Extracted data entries

---

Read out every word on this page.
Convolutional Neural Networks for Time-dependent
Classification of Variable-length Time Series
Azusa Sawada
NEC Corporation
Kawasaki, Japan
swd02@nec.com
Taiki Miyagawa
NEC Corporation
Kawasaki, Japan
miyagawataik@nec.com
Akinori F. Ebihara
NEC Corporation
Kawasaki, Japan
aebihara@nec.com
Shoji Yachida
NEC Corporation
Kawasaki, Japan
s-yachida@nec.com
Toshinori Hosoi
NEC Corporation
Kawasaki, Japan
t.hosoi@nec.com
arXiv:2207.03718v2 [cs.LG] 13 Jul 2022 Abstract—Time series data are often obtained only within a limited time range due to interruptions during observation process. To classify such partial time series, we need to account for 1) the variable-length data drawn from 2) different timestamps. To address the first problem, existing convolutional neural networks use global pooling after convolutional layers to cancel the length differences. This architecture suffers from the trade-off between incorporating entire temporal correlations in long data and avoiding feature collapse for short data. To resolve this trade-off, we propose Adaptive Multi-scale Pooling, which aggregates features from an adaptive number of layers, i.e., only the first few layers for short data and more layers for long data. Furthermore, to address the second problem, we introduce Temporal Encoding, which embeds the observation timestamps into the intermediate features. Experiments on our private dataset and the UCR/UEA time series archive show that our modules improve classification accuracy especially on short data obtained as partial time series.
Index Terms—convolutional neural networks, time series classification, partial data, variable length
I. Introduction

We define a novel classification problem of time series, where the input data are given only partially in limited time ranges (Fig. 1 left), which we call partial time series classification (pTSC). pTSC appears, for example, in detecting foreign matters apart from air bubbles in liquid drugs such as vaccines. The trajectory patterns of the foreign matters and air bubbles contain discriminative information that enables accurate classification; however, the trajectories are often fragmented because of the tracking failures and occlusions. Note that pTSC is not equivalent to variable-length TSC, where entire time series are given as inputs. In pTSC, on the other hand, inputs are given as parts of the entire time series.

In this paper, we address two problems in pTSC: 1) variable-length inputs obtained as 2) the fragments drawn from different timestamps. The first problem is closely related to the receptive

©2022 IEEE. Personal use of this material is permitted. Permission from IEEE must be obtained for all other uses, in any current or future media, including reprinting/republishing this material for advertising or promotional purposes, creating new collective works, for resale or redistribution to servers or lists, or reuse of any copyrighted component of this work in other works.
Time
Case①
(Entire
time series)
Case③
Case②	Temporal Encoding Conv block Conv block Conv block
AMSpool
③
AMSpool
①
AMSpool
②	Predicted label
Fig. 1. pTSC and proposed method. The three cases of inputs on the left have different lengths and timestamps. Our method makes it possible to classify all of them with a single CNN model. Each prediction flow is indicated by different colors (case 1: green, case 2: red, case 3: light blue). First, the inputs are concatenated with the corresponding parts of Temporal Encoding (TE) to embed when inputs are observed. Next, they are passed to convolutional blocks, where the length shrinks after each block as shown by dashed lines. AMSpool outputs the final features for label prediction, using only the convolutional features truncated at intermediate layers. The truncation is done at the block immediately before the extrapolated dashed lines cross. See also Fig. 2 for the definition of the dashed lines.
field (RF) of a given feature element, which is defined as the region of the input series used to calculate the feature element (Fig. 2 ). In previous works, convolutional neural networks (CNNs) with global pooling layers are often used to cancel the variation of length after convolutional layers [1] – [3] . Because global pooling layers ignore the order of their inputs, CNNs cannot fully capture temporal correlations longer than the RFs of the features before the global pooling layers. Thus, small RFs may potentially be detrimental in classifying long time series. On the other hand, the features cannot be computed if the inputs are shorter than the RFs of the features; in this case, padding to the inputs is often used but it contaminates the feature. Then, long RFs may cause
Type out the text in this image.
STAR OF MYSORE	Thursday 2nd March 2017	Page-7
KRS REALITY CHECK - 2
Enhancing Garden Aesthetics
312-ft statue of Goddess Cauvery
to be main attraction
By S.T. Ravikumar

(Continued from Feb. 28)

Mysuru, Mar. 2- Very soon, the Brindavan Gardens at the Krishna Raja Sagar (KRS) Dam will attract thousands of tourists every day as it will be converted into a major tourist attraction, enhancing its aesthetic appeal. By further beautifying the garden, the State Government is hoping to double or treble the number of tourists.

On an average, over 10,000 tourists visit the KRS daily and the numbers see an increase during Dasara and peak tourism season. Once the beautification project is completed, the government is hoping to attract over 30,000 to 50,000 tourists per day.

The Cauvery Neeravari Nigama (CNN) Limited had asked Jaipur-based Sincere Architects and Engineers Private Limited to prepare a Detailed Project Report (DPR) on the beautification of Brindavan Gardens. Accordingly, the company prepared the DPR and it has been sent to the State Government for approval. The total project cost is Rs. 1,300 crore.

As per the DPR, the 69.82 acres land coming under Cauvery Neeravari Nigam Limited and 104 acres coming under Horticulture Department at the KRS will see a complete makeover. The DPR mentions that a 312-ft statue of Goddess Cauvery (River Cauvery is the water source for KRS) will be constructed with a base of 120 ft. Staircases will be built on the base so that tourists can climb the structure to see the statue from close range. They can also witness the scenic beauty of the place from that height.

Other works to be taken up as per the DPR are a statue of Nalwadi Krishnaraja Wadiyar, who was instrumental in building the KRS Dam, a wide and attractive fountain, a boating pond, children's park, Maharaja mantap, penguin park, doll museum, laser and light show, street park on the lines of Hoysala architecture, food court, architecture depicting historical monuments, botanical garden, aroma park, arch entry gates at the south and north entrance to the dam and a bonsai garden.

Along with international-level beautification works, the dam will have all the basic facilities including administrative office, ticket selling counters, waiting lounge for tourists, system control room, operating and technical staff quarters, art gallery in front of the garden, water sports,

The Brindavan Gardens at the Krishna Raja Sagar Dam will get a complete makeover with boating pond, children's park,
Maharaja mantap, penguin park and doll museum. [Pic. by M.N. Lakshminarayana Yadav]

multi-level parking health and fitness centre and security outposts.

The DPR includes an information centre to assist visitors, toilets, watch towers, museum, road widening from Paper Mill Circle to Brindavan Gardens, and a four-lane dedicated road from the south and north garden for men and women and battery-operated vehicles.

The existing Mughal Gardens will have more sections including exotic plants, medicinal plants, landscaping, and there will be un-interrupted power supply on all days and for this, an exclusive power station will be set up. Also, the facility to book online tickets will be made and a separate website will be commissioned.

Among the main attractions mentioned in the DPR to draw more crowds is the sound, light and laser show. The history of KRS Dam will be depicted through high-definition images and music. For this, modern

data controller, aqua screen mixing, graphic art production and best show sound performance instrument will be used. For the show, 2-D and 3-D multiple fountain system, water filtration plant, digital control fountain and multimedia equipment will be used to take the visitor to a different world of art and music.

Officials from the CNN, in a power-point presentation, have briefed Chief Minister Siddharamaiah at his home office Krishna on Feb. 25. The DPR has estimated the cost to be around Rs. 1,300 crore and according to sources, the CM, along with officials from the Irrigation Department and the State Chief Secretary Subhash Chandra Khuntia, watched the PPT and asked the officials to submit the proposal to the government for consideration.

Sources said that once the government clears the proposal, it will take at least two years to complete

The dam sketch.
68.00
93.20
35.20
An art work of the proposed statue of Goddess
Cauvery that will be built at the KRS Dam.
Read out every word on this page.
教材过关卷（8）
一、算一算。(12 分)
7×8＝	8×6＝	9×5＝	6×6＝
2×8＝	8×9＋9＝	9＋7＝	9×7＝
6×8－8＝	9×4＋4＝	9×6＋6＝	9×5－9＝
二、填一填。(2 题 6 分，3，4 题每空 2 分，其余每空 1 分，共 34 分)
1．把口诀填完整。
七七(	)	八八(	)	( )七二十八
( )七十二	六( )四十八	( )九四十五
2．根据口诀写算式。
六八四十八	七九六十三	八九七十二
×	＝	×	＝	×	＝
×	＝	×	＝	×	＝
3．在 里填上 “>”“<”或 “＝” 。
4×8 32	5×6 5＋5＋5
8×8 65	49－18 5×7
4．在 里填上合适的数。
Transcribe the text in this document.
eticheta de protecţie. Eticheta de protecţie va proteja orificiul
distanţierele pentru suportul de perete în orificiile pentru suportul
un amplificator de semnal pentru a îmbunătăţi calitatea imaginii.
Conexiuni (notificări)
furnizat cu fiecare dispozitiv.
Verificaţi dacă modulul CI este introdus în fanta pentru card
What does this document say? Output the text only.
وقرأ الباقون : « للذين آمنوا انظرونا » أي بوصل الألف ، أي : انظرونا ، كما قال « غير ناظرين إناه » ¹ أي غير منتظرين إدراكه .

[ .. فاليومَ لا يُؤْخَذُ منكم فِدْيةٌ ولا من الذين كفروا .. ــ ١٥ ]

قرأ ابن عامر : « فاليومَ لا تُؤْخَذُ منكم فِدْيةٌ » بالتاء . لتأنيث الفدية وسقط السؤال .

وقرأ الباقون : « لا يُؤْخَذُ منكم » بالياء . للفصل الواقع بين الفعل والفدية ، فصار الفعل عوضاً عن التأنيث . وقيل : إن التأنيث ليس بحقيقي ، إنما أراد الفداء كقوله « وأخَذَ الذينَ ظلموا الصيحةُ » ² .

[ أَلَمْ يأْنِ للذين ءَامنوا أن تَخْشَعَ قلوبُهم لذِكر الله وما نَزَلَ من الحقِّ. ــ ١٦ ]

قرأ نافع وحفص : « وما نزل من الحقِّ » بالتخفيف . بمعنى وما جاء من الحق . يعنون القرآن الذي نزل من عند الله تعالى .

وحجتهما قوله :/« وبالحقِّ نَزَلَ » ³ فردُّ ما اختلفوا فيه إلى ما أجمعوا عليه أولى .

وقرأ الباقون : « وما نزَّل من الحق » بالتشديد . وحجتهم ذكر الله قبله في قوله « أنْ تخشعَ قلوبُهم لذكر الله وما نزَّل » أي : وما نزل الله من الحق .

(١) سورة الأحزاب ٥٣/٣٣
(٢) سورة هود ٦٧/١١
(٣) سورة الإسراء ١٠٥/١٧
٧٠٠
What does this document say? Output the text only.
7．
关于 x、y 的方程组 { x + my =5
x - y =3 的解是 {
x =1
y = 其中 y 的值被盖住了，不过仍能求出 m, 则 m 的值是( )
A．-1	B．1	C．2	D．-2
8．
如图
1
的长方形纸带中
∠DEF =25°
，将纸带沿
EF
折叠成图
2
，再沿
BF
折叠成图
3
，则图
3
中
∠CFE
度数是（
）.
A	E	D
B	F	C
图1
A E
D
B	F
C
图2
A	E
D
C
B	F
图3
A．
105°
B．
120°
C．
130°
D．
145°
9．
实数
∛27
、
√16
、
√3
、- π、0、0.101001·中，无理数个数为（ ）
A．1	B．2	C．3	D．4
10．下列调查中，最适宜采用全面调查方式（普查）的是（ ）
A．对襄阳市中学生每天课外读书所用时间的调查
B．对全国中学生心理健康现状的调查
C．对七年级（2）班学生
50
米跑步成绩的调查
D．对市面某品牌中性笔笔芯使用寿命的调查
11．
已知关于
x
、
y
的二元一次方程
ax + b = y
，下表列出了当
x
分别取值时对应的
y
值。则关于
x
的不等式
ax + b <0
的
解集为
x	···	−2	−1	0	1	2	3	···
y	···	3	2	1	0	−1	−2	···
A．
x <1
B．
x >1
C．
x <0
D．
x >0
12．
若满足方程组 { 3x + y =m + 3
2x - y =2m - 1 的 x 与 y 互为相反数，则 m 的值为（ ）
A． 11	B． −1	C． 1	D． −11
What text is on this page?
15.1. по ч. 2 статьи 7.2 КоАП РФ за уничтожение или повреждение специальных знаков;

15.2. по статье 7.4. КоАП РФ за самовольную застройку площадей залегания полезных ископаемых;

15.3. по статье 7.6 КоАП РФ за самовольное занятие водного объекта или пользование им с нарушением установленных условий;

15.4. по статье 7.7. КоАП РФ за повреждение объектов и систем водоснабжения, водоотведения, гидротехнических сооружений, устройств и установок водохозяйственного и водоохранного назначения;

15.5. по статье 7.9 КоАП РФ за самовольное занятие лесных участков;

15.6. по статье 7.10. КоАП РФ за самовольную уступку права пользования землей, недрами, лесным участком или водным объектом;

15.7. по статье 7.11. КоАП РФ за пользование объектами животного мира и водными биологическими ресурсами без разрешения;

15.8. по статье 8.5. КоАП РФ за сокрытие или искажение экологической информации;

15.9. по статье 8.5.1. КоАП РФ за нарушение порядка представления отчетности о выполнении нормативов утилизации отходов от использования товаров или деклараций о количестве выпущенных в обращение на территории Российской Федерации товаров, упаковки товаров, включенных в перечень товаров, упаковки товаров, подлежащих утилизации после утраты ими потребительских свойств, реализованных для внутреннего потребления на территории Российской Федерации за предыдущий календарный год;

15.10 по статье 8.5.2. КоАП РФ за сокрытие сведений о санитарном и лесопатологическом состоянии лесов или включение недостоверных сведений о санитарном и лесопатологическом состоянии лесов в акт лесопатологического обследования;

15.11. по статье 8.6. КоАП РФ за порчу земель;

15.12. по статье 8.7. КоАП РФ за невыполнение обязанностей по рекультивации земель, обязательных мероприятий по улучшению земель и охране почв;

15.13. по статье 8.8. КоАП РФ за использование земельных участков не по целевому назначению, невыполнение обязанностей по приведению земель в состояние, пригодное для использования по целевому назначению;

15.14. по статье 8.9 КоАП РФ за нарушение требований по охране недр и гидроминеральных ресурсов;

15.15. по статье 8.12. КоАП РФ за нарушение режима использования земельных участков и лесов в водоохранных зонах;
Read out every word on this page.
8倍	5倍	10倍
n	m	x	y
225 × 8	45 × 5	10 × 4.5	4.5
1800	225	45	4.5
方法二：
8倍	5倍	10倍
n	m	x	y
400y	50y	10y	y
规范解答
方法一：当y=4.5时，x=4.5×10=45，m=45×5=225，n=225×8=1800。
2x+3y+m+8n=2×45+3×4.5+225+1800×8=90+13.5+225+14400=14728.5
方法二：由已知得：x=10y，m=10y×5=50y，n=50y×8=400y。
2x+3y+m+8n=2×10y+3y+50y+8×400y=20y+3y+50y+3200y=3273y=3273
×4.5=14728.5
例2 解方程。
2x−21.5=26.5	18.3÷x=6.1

---

• _The request_: Return all lines containing "للذين".

• _Reply to the exercise_:
وقرأ الباقون : « للذين آمنوا انظرونا » أي بوصل الألف ، أي : انظرونا ، كما قال « غير ناظرين إناه » ¹ أي غير منتظرين إدراكه .
[ أَلَمْ يأْنِ للذين ءَامنوا أن تَخْشَعَ قلوبُهم لذِكر الله وما نَزَلَ من الحقِّ. ــ ١٦ ]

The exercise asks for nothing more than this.